WRITTEN TASK
Gather all lines in the entries that include the word "mail".

AVAILABLE RECORDS
▬▬▬
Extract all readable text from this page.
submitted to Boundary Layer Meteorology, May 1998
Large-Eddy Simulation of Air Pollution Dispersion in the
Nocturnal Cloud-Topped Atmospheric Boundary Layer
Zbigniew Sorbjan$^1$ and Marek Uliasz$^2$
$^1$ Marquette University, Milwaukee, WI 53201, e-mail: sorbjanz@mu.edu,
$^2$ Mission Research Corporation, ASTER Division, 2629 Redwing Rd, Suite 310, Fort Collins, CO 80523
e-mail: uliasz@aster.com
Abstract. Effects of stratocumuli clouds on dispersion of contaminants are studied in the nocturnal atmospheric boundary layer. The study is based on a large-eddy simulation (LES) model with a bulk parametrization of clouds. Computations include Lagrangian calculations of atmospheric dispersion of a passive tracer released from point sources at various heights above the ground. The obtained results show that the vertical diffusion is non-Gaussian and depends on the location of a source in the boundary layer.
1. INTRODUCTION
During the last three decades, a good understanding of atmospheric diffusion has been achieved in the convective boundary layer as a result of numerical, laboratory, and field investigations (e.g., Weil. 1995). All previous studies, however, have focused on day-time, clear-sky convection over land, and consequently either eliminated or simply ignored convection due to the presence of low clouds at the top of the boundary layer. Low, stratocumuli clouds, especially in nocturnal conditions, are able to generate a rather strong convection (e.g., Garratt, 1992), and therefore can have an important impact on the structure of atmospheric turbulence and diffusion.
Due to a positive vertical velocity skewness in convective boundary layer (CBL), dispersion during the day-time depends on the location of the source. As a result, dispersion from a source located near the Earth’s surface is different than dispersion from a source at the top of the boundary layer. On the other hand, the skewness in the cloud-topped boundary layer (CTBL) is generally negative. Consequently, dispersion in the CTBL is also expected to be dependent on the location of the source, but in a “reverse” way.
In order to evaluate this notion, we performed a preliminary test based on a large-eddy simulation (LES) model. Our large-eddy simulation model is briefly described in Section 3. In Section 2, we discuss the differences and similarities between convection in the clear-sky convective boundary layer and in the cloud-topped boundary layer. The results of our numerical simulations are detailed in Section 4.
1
▬▬▬
RESULT FOR THIS TASK
$^1$ Marquette University, Milwaukee, WI 53201, e-mail: sorbjanz@mu.edu,
e-mail: uliasz@aster.com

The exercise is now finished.